◆ DATA SECTION ◆
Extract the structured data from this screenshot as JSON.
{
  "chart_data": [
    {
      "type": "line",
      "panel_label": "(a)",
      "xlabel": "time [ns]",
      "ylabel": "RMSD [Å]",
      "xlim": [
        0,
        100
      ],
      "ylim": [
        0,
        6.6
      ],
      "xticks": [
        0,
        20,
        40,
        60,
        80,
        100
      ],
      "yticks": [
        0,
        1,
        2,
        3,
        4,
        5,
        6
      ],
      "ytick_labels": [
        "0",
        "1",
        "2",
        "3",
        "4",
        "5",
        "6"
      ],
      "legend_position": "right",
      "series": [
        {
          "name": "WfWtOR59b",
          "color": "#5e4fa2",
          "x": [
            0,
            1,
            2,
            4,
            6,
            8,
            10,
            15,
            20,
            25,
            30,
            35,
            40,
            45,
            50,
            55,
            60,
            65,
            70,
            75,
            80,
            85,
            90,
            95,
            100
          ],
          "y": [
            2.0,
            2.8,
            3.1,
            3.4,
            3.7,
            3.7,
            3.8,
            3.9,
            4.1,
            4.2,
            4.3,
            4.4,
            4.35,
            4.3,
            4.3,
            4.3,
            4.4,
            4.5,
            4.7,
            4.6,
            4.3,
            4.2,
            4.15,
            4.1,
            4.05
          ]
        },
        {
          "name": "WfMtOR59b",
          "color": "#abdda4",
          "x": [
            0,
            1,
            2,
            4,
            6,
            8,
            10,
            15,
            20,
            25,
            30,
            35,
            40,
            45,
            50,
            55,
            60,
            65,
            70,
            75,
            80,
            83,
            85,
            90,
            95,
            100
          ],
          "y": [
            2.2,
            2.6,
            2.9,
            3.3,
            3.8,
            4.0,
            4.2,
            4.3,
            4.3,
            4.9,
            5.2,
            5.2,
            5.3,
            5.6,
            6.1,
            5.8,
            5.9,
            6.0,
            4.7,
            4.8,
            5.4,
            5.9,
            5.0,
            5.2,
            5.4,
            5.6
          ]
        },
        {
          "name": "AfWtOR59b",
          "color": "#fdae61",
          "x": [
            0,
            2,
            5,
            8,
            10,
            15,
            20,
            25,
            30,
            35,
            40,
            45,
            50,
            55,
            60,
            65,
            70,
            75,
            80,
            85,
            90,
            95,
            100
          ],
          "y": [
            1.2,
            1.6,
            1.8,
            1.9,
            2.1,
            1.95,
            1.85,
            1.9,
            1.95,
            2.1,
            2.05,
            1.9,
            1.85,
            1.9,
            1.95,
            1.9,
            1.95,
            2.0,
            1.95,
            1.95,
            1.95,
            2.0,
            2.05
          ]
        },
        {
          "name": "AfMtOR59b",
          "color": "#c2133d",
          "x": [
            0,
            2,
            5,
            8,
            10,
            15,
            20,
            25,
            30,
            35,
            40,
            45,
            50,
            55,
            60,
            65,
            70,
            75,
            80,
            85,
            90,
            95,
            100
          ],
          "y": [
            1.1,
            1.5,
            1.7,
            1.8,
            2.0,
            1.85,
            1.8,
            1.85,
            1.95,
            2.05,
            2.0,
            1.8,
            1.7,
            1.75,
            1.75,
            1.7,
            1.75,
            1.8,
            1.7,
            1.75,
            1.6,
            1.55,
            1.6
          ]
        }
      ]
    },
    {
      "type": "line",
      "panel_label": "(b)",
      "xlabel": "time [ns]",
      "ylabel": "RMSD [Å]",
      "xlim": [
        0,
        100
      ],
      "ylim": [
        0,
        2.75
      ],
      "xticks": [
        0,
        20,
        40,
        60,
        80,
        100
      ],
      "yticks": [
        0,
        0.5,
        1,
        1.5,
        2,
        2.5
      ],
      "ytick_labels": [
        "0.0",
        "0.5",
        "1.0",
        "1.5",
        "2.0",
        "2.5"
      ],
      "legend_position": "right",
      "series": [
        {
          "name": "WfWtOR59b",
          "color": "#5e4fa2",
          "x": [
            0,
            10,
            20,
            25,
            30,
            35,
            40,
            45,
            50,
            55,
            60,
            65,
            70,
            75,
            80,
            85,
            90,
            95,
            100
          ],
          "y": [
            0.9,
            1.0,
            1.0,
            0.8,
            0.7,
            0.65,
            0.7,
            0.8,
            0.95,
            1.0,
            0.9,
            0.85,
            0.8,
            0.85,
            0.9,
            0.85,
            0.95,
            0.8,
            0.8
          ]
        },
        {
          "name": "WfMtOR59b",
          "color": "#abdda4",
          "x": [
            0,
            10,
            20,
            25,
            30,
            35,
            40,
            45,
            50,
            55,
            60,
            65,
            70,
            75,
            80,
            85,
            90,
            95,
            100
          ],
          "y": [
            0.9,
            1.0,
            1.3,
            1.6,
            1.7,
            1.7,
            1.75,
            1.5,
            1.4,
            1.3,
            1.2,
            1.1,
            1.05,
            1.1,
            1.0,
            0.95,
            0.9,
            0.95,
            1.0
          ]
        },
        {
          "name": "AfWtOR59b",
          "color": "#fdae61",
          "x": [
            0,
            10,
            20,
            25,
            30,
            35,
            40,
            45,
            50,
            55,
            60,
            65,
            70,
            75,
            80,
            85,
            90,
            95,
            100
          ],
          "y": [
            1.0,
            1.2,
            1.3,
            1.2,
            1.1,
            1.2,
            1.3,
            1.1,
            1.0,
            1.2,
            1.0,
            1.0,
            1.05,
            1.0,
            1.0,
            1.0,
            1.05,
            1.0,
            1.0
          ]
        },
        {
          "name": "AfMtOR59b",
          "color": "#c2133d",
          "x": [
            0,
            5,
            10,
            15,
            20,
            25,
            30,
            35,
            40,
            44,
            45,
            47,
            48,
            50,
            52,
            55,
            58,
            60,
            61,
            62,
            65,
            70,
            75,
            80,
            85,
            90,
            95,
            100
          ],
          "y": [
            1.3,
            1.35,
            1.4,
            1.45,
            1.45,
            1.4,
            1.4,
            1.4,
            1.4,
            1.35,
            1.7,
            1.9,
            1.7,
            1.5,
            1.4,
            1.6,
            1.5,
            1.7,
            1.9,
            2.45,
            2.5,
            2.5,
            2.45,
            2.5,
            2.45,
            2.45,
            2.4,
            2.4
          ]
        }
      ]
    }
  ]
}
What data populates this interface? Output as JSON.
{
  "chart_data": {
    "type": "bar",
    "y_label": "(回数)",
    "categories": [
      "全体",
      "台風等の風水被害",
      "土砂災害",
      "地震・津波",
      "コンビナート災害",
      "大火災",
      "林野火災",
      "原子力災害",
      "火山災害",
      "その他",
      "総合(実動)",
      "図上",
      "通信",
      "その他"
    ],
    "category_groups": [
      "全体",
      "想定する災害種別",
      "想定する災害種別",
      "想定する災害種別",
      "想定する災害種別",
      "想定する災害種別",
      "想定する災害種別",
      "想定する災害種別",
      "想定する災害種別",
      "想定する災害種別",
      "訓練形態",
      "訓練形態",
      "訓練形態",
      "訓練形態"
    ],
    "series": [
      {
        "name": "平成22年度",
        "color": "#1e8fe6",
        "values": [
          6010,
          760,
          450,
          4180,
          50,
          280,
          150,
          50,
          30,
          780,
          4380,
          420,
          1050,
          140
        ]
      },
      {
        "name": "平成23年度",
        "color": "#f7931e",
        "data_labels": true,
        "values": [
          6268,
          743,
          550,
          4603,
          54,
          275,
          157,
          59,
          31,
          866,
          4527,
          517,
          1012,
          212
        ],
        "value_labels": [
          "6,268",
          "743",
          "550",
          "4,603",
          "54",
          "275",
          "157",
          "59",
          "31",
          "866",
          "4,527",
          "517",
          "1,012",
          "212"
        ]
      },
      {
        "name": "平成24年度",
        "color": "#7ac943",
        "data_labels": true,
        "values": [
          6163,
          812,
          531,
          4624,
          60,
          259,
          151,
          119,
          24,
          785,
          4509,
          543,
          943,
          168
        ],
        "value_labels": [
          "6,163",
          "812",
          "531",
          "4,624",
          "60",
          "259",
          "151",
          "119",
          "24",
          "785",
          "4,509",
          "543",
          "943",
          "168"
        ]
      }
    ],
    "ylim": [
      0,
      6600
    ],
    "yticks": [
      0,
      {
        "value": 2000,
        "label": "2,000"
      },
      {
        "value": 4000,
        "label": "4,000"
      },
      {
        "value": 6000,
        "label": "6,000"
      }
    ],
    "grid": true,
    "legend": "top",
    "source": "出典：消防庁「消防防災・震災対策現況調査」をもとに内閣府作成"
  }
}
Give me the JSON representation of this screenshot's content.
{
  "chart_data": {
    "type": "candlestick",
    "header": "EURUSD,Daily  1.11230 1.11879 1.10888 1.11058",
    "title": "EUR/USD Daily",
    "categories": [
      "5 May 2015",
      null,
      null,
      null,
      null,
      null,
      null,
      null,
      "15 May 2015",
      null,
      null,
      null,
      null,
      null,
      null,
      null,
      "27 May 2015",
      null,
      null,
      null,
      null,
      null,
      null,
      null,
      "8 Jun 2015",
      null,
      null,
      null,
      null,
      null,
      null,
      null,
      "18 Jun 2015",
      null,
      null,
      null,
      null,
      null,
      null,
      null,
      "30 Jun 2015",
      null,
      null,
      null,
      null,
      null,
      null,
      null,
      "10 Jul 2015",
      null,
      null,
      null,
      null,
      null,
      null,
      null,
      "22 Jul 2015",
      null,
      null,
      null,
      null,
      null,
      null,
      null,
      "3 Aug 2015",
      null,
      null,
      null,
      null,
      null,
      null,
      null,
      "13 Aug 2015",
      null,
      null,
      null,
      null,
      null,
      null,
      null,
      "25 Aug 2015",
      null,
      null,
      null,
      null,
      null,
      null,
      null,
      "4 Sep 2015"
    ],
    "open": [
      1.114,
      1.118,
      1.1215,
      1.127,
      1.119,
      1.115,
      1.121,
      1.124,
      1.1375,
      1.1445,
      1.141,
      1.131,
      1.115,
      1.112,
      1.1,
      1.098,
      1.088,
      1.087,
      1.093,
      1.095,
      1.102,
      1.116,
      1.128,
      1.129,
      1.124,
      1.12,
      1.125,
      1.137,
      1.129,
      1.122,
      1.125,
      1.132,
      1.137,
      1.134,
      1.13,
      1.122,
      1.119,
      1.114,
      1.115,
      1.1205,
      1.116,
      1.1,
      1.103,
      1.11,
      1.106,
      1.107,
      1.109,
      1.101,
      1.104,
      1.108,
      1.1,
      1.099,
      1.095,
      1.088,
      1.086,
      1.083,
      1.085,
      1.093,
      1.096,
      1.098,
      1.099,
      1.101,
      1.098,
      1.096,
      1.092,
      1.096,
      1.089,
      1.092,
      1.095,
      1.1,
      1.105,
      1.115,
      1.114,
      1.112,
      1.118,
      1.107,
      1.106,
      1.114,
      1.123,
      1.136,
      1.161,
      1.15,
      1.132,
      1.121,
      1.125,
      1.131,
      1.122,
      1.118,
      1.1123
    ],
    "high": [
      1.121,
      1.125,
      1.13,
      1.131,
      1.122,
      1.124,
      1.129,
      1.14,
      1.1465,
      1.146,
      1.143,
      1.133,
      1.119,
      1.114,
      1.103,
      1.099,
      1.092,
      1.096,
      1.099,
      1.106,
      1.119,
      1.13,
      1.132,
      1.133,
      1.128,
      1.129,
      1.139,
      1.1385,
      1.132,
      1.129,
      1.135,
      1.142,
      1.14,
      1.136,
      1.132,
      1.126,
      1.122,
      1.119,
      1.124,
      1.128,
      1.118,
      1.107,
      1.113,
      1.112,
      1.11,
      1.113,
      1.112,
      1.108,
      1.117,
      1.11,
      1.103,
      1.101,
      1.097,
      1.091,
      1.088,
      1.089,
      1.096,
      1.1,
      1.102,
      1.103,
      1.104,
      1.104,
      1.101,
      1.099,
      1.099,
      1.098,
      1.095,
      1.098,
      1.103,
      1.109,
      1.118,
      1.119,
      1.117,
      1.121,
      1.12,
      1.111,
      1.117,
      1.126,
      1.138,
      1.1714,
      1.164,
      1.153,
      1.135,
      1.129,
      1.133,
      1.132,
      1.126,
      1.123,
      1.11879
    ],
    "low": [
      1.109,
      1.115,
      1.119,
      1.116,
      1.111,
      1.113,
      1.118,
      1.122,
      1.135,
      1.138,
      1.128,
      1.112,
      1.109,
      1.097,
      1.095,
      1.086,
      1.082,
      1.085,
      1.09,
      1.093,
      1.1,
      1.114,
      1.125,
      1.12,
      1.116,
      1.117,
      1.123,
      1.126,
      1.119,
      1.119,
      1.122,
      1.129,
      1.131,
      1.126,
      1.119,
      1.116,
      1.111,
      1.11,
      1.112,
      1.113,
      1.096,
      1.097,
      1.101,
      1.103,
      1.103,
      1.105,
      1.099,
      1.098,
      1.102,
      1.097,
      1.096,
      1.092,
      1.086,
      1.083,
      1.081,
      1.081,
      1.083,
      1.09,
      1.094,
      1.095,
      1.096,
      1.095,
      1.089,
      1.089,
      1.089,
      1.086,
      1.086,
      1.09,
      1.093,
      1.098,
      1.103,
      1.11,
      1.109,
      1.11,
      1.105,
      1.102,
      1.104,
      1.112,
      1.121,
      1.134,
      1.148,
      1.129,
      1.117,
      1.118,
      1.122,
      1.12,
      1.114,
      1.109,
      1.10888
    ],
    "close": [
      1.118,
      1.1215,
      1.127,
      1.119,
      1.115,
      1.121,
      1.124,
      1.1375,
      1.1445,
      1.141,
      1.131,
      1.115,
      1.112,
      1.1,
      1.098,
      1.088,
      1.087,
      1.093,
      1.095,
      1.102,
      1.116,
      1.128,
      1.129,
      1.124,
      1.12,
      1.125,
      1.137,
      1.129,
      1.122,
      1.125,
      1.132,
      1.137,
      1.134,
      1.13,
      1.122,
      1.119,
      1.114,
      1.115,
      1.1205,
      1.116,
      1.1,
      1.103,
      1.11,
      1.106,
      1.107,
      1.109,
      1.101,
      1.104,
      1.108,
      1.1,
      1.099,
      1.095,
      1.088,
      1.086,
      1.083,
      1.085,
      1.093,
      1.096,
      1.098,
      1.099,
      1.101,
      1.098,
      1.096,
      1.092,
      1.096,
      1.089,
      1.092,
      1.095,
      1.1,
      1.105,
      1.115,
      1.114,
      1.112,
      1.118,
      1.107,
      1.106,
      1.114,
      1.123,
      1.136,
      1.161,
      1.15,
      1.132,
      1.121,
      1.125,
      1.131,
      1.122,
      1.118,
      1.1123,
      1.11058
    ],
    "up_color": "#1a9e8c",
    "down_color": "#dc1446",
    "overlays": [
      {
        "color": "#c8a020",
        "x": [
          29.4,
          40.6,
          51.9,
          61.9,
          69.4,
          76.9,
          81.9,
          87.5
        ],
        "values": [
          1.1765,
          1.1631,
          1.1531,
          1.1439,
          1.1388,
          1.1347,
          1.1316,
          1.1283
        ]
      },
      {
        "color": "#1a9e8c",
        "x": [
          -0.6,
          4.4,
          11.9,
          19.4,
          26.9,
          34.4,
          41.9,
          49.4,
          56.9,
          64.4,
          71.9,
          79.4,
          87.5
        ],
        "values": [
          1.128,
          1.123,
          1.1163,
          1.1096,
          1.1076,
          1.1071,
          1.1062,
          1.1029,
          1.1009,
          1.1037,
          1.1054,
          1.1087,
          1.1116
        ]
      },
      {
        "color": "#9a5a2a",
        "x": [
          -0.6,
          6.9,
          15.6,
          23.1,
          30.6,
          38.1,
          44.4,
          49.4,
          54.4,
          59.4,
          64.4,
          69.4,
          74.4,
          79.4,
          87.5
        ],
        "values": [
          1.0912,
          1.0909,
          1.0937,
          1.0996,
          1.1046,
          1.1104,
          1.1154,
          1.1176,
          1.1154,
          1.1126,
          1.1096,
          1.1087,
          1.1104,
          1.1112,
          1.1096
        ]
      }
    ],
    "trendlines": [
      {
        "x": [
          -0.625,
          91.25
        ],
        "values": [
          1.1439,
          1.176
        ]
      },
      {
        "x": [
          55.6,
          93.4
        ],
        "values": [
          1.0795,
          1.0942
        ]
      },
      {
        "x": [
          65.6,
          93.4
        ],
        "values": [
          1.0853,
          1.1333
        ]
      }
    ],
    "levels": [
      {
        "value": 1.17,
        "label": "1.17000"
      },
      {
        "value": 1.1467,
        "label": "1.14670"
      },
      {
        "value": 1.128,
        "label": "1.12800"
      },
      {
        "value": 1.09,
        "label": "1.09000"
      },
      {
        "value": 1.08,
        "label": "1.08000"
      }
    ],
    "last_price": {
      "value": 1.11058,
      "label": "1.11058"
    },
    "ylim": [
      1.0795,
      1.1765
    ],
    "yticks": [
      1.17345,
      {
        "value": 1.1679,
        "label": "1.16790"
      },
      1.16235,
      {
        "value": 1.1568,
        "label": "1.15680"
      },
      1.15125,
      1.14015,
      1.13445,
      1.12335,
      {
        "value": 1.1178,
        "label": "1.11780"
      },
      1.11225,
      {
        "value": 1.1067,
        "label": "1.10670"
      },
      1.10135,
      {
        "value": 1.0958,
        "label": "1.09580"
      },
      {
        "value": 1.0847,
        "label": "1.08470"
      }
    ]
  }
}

◆ JOB ◆
Locate each line with the word "this" and copy it.

◆ THE OUTPUT ◆
Extract the structured data from this screenshot as JSON.
What data populates this interface? Output as JSON.
Give me the JSON representation of this screenshot's content.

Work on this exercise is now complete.